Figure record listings

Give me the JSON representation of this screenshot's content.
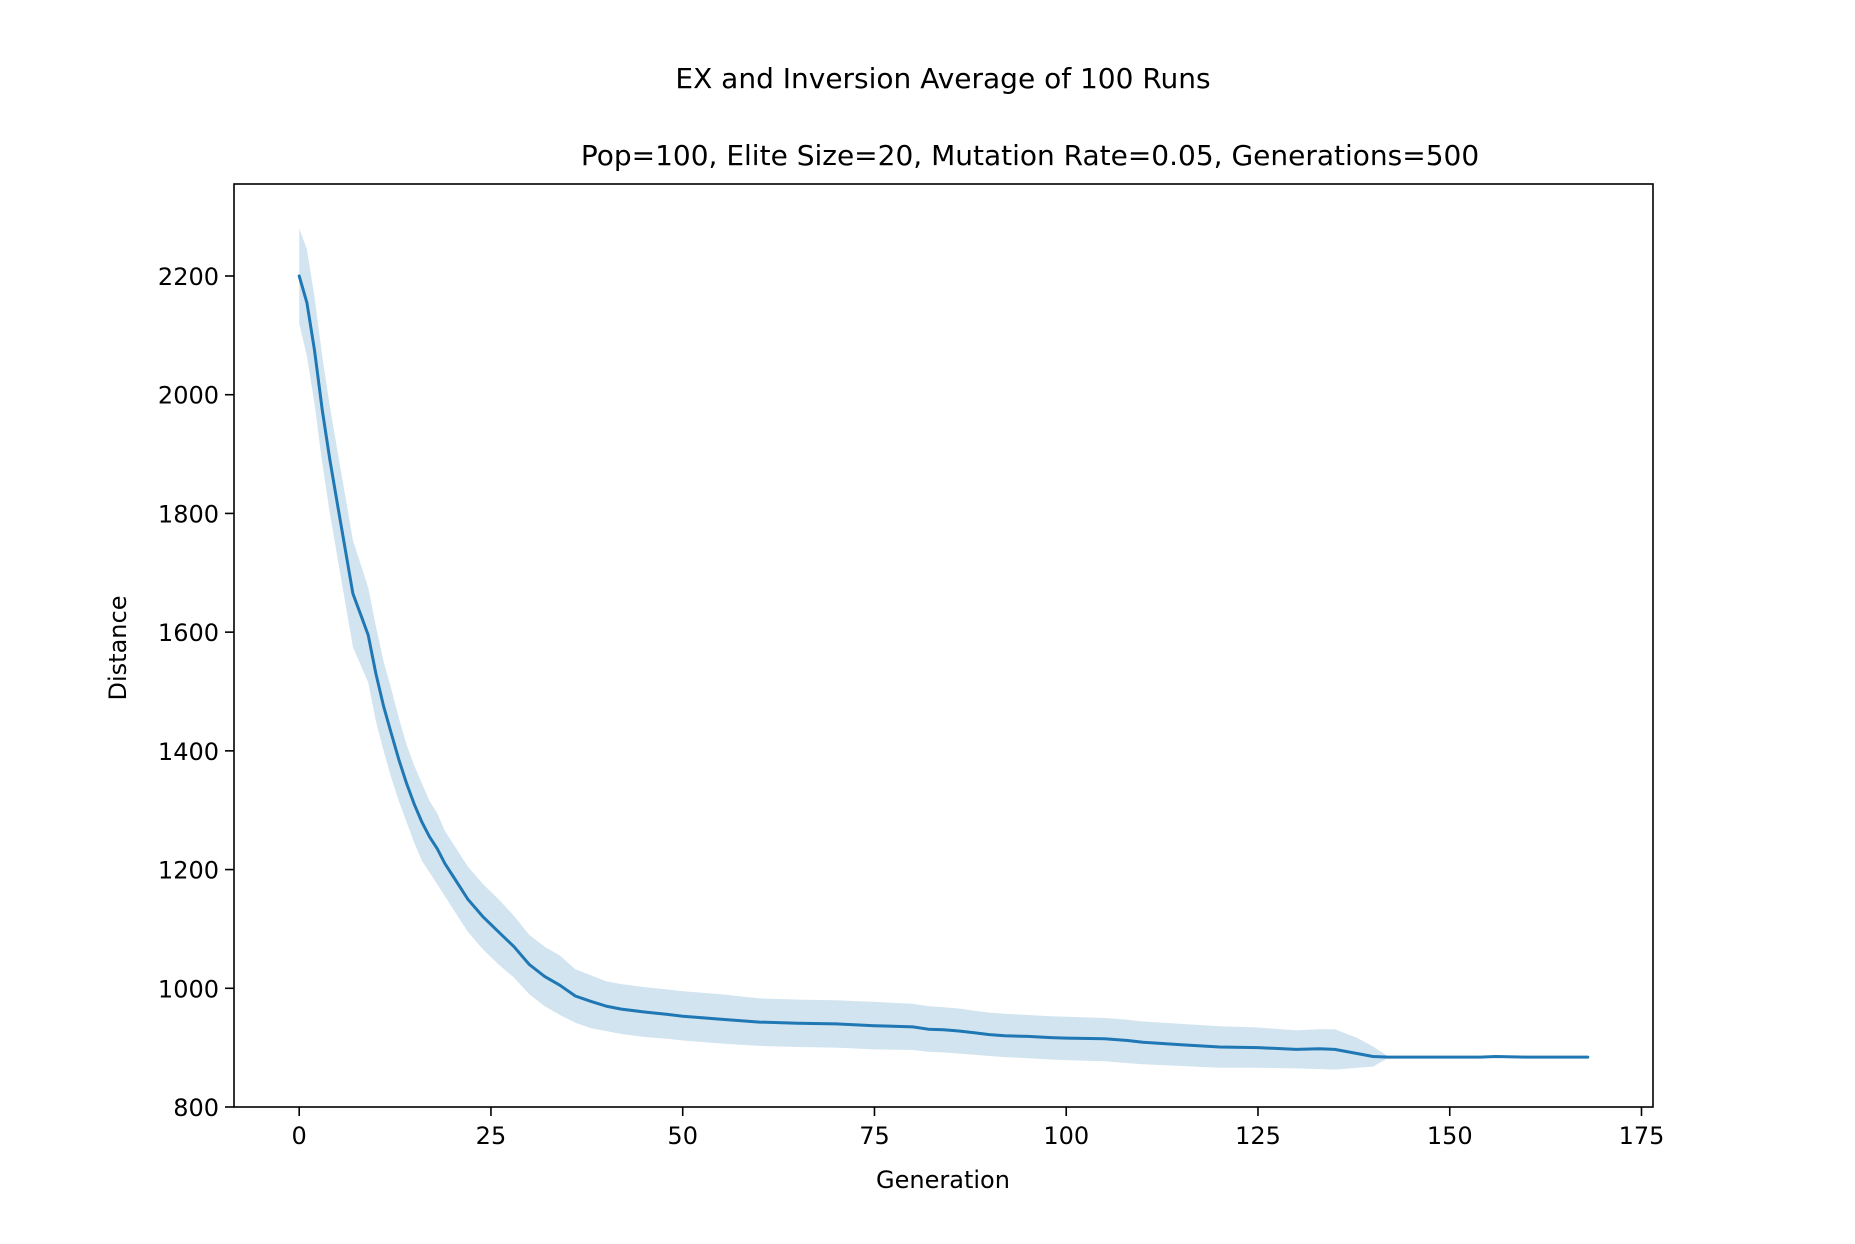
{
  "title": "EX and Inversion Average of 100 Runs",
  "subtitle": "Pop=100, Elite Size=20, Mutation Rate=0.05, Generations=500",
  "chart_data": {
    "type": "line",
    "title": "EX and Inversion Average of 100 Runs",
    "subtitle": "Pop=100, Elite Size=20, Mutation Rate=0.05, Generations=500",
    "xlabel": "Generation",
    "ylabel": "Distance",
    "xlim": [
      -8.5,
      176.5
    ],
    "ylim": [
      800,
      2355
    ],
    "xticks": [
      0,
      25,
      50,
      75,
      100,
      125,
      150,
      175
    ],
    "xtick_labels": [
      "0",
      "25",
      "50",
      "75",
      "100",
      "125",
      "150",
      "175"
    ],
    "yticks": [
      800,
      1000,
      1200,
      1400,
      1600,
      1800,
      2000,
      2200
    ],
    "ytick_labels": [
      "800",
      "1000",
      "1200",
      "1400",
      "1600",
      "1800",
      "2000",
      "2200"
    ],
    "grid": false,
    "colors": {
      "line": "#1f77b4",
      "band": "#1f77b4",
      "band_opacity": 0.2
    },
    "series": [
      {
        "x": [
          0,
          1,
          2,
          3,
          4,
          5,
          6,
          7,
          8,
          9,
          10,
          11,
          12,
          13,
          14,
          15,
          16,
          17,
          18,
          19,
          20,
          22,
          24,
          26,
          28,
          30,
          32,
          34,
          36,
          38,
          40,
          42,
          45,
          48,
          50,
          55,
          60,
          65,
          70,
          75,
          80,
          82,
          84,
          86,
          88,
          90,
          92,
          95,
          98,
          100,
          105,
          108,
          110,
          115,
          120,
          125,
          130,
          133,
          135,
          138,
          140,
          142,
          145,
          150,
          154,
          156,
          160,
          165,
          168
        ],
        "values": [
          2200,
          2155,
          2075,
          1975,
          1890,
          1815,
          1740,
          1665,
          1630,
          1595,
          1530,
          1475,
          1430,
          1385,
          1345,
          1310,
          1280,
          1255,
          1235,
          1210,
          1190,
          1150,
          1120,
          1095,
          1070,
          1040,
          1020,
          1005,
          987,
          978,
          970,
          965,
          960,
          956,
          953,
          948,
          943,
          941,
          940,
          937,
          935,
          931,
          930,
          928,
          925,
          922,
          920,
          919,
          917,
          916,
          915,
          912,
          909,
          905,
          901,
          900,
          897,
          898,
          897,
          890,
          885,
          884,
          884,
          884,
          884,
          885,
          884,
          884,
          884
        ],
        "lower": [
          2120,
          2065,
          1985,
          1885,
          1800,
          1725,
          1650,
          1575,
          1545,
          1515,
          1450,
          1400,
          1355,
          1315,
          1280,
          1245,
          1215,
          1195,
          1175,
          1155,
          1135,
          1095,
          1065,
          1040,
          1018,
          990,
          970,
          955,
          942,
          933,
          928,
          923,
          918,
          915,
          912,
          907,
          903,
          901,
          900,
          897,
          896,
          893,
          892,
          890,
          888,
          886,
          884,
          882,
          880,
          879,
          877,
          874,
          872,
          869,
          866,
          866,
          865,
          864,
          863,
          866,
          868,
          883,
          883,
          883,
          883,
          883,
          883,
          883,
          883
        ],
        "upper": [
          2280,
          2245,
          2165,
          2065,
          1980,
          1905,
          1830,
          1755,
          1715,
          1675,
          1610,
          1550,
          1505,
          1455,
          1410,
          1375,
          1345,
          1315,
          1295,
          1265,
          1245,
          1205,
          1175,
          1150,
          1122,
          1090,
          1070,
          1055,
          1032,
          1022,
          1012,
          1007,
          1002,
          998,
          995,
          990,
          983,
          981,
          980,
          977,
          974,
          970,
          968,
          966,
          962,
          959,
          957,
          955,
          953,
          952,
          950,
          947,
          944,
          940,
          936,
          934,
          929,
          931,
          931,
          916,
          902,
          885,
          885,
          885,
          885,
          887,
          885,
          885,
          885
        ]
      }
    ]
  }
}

** Instructions for the task **
The string "Generations" may appear in lines of the listing above; tally those lines and give the number only.

** Solution **
2